= What the task requires =
Give the listing again exactly, omitting its images.

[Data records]
<<<<
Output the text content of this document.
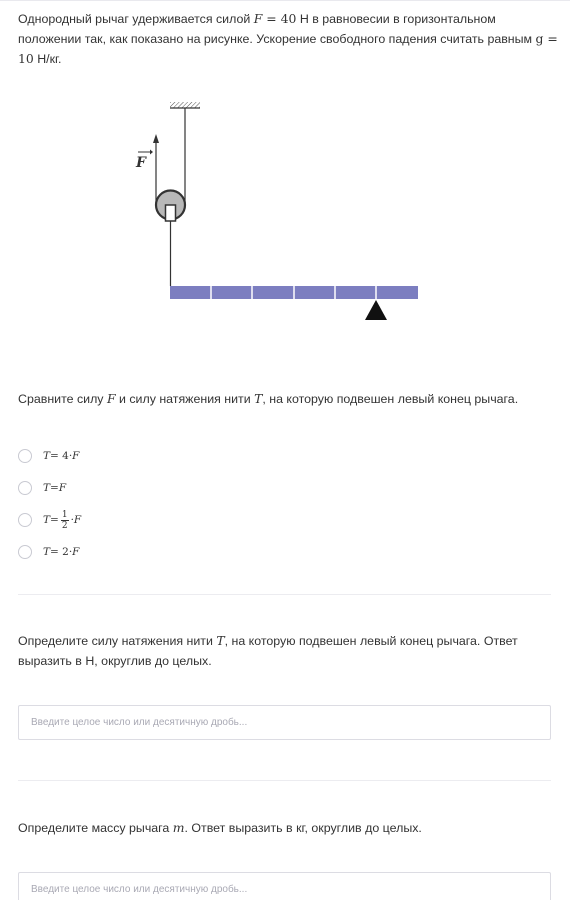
Однородный рычаг удерживается силой F = 40 Н в равновесии в горизонтальном положении так, как показано на рисунке. Ускорение свободного падения считать равным g = 10 Н/кг.
F
Сравните силу F и силу натяжения нити T, на которую подвешен левый конец рычага.
T = 4· F
T = F
$T = \frac{1}{2} \cdot F$
T = 2· F
Определите силу натяжения нити T, на которую подвешен левый конец рычага. Ответ выразить в Н, округлив до целых.
Введите целое число или десятичную дробь...
Определите массу рычага m. Ответ выразить в кг, округлив до целых.
Введите целое число или десятичную дробь...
>>>>
= Expected answer =
Output the text content of this document.
Однородный рычаг удерживается силой F = 40 Н в равновесии в горизонтальном положении так, как показано на рисунке. Ускорение свободного падения считать равным g = 10 Н/кг.
F
Сравните силу F и силу натяжения нити T, на которую подвешен левый конец рычага.
T = 4· F
T = F
$T = \frac{1}{2} \cdot F$
T = 2· F
Определите силу натяжения нити T, на которую подвешен левый конец рычага. Ответ выразить в Н, округлив до целых.
Введите целое число или десятичную дробь...
Определите массу рычага m. Ответ выразить в кг, округлив до целых.
Введите целое число или десятичную дробь...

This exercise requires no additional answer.